* TASK PROMPT *
Images should be left out, and everything else in the listing reproduced exactly.

* THE DATA *
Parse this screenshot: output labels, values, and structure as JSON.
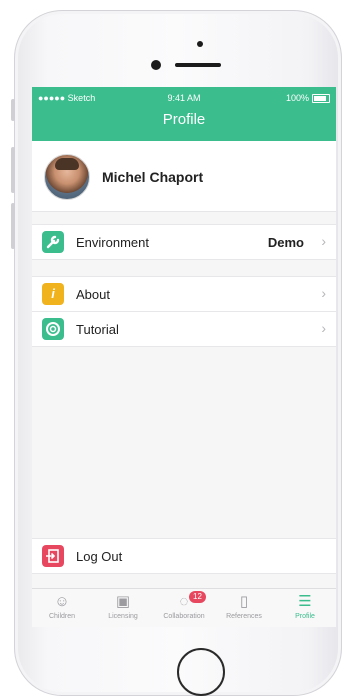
{
  "status_bar": {
    "carrier": "●●●●● Sketch",
    "time": "9:41 AM",
    "battery": "100%"
  },
  "nav": {
    "title": "Profile"
  },
  "profile": {
    "name": "Michel Chaport"
  },
  "rows": {
    "environment": {
      "label": "Environment",
      "value": "Demo",
      "icon": "wrench-icon",
      "color": "#3bbd8e"
    },
    "about": {
      "label": "About",
      "icon": "info-icon",
      "color": "#f0b31d"
    },
    "tutorial": {
      "label": "Tutorial",
      "icon": "lifebuoy-icon",
      "color": "#3bbd8e"
    },
    "logout": {
      "label": "Log Out",
      "icon": "logout-icon",
      "color": "#e8485f"
    }
  },
  "tabs": [
    {
      "label": "Children",
      "icon": "child-face-icon"
    },
    {
      "label": "Licensing",
      "icon": "certificate-icon"
    },
    {
      "label": "Collaboration",
      "icon": "chat-bubble-icon",
      "badge": "12"
    },
    {
      "label": "References",
      "icon": "phone-outline-icon"
    },
    {
      "label": "Profile",
      "icon": "hamburger-menu-icon"
    }
  ],
  "colors": {
    "accent": "#3bbd8e",
    "badge": "#e8485f"
  }
}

* REPLY TO THE EXERCISE *
Parse this screenshot: output labels, values, and structure as JSON.
{
  "status_bar": {
    "carrier": "●●●●● Sketch",
    "time": "9:41 AM",
    "battery": "100%"
  },
  "nav": {
    "title": "Profile"
  },
  "profile": {
    "name": "Michel Chaport"
  },
  "rows": {
    "environment": {
      "label": "Environment",
      "value": "Demo",
      "icon": "wrench-icon",
      "color": "#3bbd8e"
    },
    "about": {
      "label": "About",
      "icon": "info-icon",
      "color": "#f0b31d"
    },
    "tutorial": {
      "label": "Tutorial",
      "icon": "lifebuoy-icon",
      "color": "#3bbd8e"
    },
    "logout": {
      "label": "Log Out",
      "icon": "logout-icon",
      "color": "#e8485f"
    }
  },
  "tabs": [
    {
      "label": "Children",
      "icon": "child-face-icon"
    },
    {
      "label": "Licensing",
      "icon": "certificate-icon"
    },
    {
      "label": "Collaboration",
      "icon": "chat-bubble-icon",
      "badge": "12"
    },
    {
      "label": "References",
      "icon": "phone-outline-icon"
    },
    {
      "label": "Profile",
      "icon": "hamburger-menu-icon"
    }
  ],
  "colors": {
    "accent": "#3bbd8e",
    "badge": "#e8485f"
  }
}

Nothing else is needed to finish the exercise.